DATA PROVIDED =
▼

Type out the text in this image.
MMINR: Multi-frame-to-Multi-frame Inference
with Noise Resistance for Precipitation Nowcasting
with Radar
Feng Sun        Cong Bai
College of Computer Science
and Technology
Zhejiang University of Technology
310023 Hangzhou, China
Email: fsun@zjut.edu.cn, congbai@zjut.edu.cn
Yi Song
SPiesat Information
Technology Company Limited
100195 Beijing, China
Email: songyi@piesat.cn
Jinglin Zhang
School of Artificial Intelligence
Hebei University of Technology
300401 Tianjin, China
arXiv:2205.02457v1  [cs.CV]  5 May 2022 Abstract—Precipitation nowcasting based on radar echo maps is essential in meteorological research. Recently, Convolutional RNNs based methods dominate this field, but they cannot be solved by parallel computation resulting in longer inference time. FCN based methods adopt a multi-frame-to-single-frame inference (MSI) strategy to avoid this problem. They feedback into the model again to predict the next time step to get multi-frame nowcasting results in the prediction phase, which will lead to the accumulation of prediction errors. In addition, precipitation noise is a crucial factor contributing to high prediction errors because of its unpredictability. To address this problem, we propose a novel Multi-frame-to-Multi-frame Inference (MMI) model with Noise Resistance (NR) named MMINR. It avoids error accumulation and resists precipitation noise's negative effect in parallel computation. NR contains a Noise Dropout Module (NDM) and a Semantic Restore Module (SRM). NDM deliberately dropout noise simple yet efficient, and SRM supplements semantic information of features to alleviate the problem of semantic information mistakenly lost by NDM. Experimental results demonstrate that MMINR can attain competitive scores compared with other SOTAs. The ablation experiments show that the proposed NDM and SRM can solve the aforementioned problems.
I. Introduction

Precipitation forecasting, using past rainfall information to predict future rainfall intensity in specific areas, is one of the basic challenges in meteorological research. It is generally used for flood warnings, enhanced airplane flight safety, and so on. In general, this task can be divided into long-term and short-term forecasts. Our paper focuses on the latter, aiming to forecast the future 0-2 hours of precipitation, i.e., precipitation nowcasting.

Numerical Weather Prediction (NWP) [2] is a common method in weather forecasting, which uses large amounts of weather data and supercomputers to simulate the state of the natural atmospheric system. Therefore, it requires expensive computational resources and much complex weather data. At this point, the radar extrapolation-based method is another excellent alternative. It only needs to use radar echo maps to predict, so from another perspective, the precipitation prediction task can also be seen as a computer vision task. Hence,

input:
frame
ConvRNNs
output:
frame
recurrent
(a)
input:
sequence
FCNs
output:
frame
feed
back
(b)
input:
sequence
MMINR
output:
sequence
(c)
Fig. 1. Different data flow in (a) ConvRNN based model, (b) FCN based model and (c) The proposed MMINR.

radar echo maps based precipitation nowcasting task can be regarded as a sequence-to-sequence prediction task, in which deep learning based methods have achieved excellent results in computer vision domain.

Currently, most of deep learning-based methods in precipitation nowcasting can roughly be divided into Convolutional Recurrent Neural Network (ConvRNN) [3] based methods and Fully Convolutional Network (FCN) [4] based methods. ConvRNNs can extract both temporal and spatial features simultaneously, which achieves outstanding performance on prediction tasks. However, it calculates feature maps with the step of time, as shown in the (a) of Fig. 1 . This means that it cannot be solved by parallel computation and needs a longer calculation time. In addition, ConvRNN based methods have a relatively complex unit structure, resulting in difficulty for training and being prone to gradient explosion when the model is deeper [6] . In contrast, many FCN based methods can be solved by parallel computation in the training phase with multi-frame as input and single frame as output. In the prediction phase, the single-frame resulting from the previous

▲

YOUR INSTRUCTIONS = From the entries above, list each line with "have" in it.

PROBLEM SOLUTION =
radar echo maps based precipitation nowcasting task can be regarded as a sequence-to-sequence prediction task, in which deep learning based methods have achieved excellent results in computer vision domain.
Currently, most of deep learning-based methods in precipitation nowcasting can roughly be divided into Convolutional Recurrent Neural Network (ConvRNN) [3] based methods and Fully Convolutional Network (FCN) [4] based methods. ConvRNNs can extract both temporal and spatial features simultaneously, which achieves outstanding performance on prediction tasks. However, it calculates feature maps with the step of time, as shown in the (a) of Fig. 1 . This means that it cannot be solved by parallel computation and needs a longer calculation time. In addition, ConvRNN based methods have a relatively complex unit structure, resulting in difficulty for training and being prone to gradient explosion when the model is deeper [6] . In contrast, many FCN based methods can be solved by parallel computation in the training phase with multi-frame as input and single frame as output. In the prediction phase, the single-frame resulting from the previous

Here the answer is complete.